= Exercise aim =
Pull out each line of the records holding the string "start".
━━━━━ Exercise input ━━━━━
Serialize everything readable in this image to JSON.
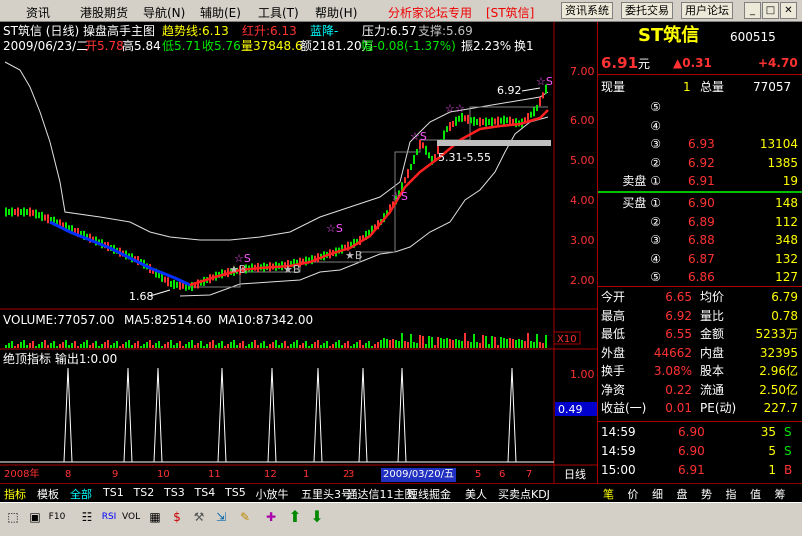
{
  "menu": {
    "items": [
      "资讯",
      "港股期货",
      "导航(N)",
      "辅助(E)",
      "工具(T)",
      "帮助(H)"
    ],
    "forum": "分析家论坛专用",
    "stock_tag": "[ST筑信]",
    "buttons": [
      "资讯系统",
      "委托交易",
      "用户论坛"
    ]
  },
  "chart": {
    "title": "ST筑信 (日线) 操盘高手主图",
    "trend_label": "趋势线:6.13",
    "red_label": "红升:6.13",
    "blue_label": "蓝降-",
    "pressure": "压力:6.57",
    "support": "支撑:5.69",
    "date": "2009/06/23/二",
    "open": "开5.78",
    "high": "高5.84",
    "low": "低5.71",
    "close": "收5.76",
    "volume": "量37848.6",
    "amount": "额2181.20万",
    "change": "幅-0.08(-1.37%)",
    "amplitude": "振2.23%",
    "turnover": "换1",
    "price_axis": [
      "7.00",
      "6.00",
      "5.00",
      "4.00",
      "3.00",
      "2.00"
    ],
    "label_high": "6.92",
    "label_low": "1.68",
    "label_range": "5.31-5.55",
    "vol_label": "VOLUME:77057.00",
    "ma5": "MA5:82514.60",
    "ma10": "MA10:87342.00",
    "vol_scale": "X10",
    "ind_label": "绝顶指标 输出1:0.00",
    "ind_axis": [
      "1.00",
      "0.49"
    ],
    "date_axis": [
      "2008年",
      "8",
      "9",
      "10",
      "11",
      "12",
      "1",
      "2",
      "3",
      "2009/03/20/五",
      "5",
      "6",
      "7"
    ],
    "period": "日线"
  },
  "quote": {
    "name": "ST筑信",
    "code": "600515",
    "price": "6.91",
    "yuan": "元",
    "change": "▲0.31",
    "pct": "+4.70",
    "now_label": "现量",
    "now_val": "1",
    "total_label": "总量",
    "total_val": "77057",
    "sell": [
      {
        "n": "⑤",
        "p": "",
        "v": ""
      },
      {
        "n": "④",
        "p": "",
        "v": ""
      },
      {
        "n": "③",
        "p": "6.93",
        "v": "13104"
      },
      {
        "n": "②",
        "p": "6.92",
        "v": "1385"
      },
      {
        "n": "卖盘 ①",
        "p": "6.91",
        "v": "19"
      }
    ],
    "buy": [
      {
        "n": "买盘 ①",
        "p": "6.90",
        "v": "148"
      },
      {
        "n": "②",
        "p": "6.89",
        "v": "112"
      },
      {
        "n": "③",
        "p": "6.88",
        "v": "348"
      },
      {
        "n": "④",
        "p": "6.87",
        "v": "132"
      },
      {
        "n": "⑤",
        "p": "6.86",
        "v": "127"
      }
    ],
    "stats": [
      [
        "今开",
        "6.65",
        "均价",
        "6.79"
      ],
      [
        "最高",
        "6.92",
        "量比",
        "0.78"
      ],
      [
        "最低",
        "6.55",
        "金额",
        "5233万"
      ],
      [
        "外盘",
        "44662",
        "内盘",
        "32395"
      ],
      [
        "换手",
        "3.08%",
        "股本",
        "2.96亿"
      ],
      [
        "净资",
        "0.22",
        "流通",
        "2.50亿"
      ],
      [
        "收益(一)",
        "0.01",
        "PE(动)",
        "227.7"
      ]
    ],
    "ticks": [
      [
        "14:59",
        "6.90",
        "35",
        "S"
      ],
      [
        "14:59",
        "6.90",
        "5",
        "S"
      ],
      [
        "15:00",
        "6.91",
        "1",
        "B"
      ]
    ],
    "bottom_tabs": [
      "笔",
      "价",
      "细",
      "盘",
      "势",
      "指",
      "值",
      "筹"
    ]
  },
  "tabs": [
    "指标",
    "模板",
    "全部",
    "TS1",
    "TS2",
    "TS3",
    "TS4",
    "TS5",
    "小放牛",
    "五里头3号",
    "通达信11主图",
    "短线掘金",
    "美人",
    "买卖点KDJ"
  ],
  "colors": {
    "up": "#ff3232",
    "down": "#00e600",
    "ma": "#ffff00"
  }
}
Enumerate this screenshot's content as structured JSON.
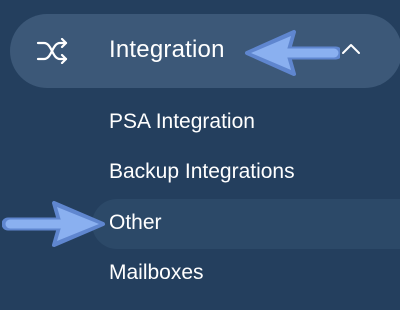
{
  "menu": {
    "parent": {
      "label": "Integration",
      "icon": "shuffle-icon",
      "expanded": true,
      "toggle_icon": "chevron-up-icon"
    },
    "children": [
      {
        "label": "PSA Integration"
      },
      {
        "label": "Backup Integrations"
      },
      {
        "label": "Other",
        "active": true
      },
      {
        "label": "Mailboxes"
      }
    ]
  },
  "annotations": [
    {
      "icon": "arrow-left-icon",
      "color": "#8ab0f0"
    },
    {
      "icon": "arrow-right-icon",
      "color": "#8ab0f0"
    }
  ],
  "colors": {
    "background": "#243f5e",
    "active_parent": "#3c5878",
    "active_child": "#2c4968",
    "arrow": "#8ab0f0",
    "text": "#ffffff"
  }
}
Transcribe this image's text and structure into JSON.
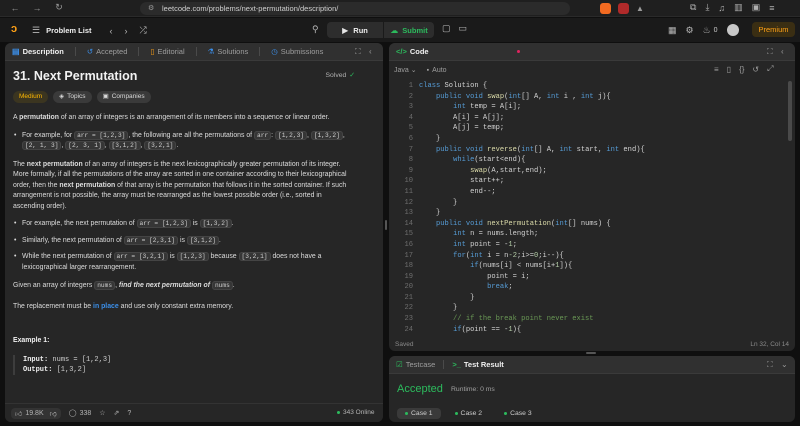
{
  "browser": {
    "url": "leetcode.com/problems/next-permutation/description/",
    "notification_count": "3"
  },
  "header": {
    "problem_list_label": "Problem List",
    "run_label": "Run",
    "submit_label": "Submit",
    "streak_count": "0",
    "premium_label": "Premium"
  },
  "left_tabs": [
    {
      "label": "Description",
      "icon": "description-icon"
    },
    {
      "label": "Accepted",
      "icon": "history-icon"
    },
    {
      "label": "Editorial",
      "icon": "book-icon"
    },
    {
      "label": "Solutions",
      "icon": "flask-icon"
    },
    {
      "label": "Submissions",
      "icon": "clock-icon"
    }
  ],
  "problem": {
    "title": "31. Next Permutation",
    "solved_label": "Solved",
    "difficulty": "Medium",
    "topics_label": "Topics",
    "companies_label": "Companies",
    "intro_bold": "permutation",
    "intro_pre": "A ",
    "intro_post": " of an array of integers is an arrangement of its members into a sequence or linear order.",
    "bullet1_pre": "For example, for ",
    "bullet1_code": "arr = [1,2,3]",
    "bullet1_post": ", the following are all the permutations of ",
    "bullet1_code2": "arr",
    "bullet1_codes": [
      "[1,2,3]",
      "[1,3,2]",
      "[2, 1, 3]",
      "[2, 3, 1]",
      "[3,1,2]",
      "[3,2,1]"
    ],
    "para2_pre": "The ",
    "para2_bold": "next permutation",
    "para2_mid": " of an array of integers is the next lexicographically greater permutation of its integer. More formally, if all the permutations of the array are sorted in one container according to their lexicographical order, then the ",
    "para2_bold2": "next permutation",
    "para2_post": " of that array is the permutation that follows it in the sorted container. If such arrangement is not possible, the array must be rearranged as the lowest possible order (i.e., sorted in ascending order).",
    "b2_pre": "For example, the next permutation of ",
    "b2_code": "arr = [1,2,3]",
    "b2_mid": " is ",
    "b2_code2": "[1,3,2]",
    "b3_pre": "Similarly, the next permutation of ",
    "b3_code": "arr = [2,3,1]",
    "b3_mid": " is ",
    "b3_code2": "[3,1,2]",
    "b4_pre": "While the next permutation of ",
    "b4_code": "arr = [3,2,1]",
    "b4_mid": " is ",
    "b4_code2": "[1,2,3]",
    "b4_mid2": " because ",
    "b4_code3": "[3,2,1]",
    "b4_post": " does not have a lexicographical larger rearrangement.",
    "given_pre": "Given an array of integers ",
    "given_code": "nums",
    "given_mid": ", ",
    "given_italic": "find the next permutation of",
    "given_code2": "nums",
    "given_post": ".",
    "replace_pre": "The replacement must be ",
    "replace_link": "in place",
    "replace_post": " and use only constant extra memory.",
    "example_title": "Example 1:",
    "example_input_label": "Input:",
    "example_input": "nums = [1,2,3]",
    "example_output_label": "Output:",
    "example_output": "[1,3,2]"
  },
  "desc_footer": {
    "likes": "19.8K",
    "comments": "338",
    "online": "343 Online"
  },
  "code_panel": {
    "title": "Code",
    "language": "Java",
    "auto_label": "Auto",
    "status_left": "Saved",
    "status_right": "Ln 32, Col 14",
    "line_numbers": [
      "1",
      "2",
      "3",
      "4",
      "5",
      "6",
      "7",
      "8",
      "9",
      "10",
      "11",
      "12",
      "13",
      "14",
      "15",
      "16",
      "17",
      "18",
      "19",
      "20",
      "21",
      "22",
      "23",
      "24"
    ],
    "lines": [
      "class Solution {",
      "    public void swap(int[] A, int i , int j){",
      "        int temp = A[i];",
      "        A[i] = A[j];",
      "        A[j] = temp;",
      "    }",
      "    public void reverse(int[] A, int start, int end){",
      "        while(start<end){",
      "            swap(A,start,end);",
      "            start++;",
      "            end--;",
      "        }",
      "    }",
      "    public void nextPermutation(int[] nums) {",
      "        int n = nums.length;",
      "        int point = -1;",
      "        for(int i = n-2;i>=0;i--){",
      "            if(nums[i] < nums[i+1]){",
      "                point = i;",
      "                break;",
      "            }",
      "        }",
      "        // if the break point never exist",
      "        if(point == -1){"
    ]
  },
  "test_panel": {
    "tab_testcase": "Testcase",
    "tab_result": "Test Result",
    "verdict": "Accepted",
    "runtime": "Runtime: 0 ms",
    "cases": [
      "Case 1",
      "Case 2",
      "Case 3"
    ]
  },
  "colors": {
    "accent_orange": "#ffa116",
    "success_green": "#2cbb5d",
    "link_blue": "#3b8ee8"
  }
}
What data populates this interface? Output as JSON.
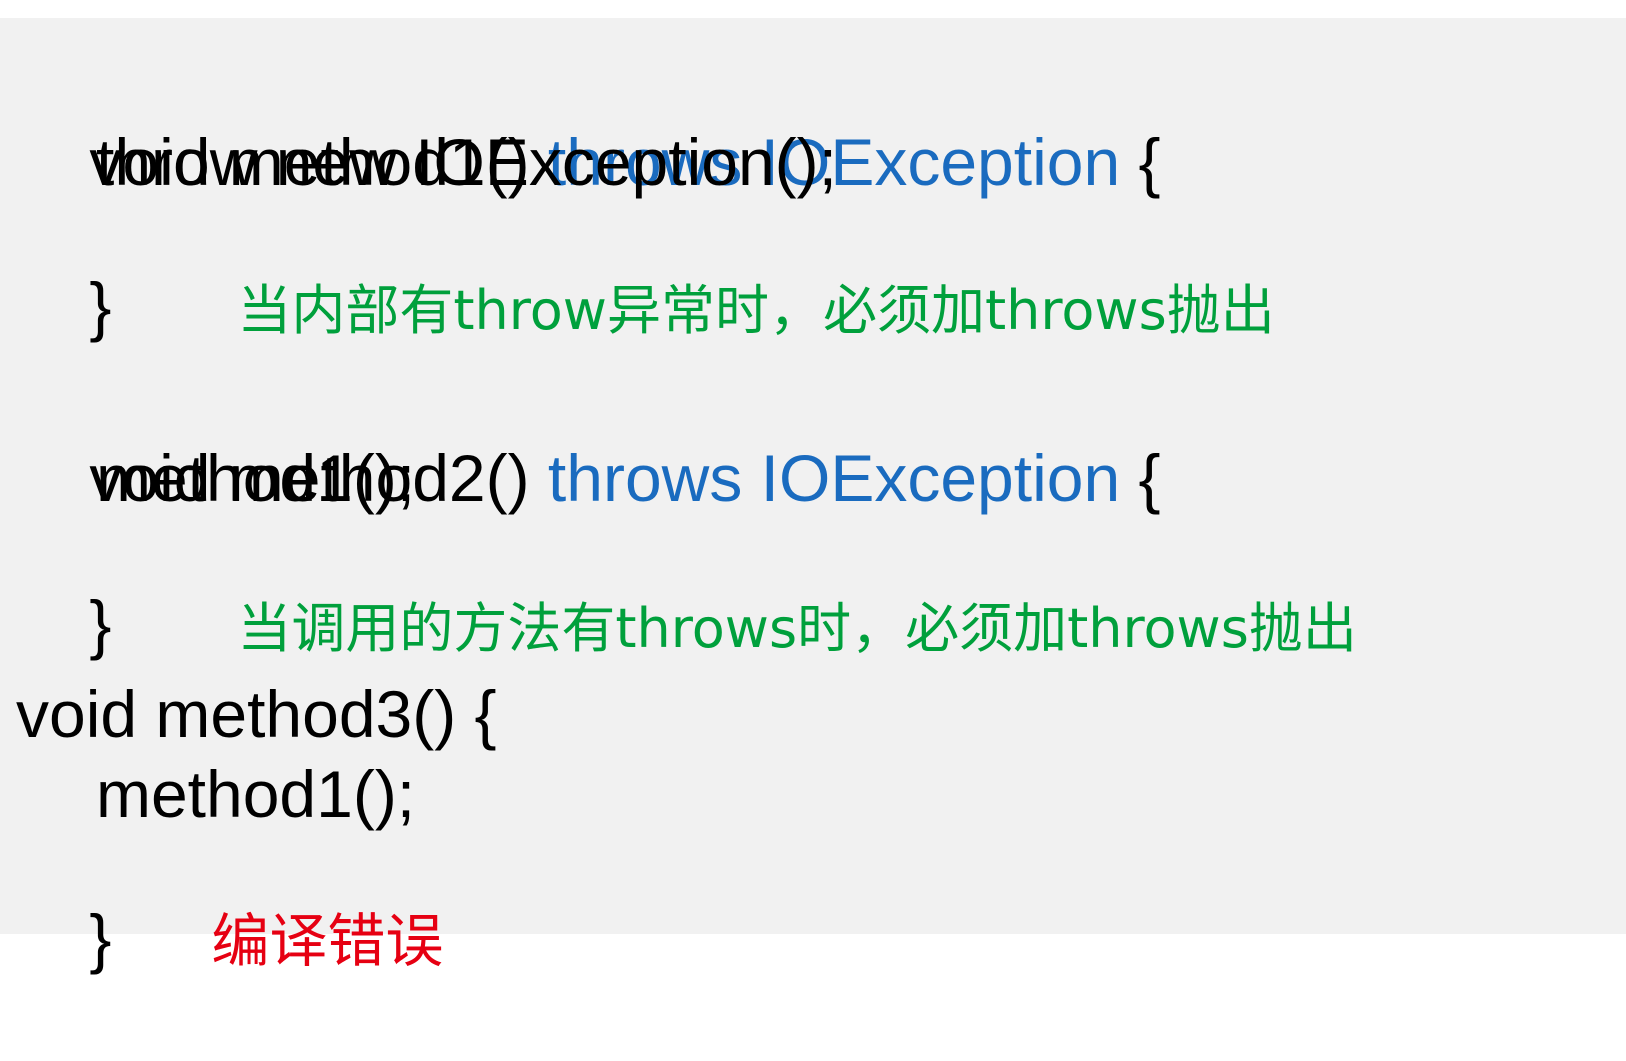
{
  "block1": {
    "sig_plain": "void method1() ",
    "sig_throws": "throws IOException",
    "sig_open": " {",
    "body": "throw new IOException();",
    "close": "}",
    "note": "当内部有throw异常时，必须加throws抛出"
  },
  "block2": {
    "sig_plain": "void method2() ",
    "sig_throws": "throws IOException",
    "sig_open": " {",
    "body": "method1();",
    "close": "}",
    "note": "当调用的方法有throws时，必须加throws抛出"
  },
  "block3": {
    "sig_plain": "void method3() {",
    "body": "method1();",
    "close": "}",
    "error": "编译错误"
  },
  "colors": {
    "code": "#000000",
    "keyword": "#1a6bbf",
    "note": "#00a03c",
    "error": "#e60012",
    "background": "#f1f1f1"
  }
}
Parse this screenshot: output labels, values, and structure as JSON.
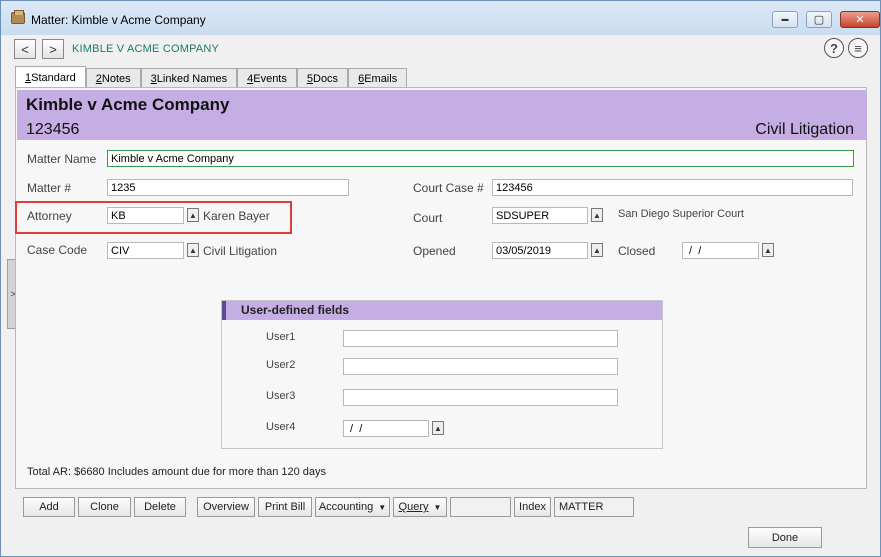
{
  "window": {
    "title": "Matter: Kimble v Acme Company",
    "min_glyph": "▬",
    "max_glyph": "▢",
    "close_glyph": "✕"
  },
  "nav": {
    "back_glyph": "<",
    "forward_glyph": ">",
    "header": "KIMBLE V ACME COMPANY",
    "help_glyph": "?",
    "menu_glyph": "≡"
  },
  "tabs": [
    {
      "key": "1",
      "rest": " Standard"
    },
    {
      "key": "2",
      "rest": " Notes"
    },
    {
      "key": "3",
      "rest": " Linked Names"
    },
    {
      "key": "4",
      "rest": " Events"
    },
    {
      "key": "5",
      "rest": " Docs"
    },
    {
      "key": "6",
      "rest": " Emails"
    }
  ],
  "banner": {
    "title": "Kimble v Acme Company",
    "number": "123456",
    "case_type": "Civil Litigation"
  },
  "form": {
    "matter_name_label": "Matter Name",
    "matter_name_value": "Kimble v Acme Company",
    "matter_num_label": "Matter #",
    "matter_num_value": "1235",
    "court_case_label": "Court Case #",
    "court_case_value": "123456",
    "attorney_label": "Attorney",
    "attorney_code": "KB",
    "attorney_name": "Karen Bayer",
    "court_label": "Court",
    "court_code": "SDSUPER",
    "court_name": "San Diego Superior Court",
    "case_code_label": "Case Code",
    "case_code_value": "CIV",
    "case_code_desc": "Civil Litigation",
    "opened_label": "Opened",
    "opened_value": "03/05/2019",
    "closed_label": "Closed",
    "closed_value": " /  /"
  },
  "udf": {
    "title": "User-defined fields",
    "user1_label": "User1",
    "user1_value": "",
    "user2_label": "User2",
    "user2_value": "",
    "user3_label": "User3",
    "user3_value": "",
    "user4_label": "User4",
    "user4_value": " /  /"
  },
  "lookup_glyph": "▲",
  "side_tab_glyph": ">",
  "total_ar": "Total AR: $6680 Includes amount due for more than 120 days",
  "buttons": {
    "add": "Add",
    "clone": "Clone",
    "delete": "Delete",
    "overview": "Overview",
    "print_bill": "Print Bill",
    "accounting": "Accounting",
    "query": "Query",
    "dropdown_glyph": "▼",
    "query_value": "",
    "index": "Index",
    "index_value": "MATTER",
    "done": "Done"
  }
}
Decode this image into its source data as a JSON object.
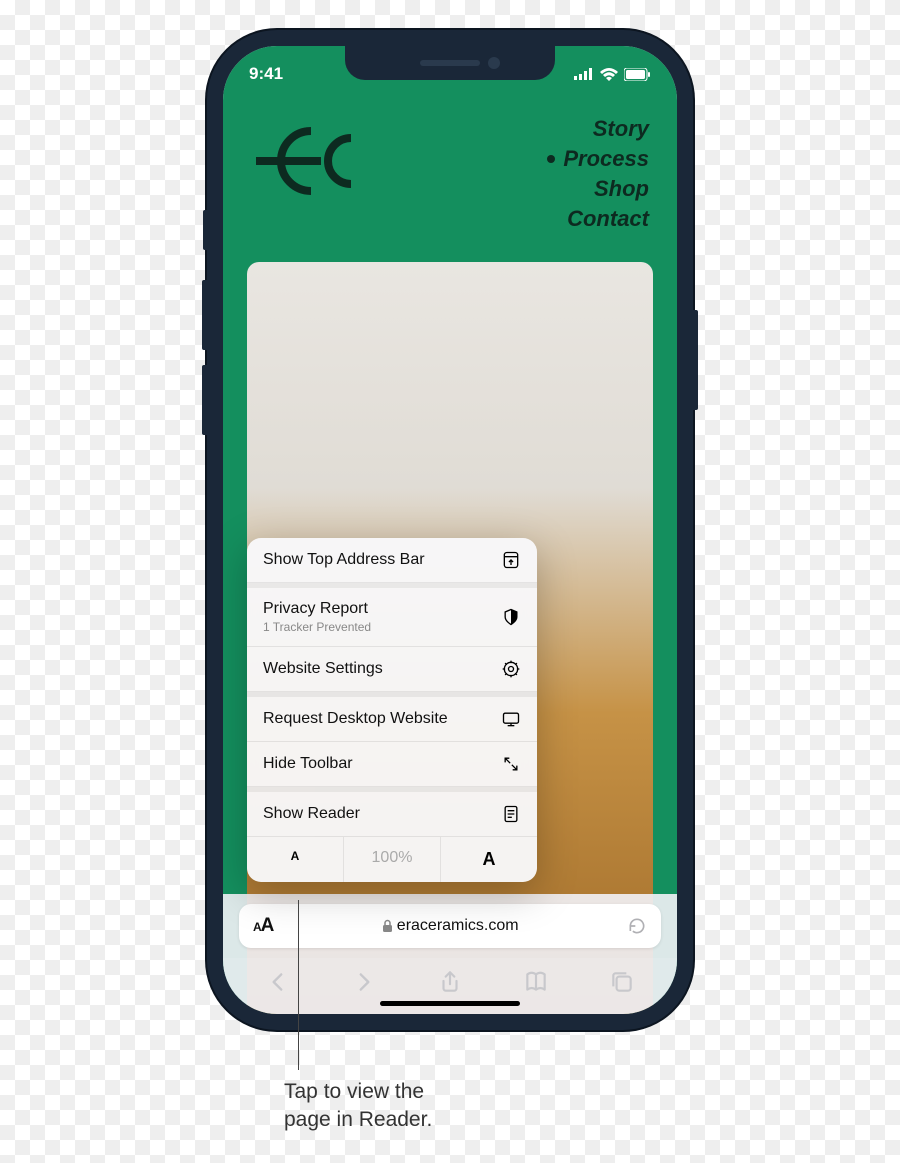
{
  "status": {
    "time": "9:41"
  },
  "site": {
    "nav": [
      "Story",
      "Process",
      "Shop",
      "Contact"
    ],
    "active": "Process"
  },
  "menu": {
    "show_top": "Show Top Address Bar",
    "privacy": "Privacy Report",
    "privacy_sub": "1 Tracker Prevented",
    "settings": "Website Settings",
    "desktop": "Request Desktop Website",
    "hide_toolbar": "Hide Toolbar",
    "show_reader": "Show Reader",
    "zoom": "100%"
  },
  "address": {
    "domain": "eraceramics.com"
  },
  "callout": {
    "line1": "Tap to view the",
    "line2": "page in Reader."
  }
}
━━━━━
= Written solution =
      "    public void reverse(int[] A, int start, int end){",
      "        while(start<end){",
      "            swap(A,start,end);",
      "            start++;",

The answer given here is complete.